**Problem details**: List every line of the records below that contains the string "media", matching case exactly.

--

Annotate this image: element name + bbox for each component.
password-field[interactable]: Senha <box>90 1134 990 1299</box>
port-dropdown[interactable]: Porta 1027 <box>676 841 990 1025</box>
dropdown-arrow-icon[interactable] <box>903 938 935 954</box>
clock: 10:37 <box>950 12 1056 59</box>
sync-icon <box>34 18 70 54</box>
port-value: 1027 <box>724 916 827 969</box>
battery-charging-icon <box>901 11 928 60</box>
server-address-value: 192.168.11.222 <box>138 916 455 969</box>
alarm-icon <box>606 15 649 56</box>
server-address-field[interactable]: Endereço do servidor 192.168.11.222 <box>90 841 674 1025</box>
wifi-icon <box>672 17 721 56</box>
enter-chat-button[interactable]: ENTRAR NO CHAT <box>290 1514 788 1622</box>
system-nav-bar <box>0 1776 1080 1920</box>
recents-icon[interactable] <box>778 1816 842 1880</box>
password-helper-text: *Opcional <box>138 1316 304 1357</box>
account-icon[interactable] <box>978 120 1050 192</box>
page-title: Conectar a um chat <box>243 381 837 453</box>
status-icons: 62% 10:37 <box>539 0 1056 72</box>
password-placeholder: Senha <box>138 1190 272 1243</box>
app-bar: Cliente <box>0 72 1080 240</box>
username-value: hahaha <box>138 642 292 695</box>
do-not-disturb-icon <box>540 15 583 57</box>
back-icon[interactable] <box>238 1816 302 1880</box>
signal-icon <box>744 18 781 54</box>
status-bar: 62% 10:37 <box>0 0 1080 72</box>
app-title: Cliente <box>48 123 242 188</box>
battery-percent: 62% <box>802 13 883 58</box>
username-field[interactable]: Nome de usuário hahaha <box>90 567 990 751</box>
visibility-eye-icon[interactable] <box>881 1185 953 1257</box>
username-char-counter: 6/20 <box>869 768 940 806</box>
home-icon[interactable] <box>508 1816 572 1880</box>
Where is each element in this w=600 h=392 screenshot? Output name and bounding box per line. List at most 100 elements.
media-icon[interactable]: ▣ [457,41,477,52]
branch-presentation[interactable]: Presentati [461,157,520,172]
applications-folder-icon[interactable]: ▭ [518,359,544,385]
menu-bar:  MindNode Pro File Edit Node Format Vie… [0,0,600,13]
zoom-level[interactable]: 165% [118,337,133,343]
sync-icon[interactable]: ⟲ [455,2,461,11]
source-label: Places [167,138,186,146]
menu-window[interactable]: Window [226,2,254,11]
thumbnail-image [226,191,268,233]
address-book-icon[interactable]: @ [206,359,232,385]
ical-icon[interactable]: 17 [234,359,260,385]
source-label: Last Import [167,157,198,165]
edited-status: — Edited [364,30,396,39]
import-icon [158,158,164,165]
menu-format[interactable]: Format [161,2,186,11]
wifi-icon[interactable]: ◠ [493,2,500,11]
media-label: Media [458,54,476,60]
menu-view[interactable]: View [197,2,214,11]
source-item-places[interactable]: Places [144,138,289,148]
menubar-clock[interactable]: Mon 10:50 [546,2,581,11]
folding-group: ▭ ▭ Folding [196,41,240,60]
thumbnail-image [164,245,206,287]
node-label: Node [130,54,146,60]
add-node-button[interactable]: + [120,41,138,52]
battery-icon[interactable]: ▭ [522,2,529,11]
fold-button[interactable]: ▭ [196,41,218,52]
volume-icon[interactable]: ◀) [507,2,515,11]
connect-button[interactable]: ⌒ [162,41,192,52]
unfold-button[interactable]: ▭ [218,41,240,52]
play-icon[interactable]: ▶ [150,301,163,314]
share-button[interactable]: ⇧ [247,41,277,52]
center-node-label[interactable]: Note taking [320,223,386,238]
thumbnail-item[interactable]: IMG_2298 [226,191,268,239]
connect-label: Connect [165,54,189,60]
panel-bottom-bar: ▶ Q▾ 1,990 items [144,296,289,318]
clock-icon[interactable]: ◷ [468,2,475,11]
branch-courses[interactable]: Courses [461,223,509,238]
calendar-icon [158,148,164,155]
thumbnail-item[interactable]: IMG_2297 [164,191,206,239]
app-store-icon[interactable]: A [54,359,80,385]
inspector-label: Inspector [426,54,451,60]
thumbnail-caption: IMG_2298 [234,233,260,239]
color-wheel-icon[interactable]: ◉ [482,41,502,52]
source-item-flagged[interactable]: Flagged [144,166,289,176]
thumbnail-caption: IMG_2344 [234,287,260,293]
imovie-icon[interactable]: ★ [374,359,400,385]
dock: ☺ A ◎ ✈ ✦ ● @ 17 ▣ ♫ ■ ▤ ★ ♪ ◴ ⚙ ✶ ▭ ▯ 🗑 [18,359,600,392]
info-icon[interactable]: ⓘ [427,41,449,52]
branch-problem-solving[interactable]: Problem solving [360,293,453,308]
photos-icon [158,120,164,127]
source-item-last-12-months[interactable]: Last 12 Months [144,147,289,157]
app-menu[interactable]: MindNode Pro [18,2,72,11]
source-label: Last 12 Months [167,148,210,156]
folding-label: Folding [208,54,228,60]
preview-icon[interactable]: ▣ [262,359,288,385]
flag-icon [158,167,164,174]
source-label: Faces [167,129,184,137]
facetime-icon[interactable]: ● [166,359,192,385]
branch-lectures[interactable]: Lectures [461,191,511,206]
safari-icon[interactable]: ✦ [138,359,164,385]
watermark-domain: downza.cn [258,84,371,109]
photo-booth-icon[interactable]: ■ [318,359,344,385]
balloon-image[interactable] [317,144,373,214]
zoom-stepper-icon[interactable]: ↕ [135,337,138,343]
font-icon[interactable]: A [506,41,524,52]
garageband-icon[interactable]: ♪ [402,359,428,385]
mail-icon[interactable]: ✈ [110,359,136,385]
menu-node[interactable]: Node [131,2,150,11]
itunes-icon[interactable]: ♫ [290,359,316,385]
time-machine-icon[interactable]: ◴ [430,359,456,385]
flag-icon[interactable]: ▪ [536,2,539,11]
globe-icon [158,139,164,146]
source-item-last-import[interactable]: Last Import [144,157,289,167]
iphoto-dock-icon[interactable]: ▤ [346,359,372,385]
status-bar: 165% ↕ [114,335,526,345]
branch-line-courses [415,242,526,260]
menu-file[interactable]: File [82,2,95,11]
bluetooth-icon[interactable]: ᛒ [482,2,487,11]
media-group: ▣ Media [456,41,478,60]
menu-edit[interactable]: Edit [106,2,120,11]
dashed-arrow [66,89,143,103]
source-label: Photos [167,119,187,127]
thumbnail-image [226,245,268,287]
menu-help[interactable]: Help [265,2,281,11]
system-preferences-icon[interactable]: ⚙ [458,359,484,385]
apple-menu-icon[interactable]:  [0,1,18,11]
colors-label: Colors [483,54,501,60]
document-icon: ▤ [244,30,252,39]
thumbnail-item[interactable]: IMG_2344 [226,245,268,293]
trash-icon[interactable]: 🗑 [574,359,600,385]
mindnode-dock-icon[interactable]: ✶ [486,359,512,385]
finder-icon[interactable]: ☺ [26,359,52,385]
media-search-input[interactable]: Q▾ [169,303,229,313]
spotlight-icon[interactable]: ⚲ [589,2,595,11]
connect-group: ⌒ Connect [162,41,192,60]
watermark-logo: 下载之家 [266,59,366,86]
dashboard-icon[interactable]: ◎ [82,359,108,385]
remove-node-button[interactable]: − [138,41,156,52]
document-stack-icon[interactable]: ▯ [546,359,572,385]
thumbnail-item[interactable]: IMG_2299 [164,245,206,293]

--

**Solution to this exercise**:
media-icon[interactable]: ▣ [457,41,477,52]
media-label: Media [458,54,476,60]
media-group: ▣ Media [456,41,478,60]
media-search-input[interactable]: Q▾ [169,303,229,313]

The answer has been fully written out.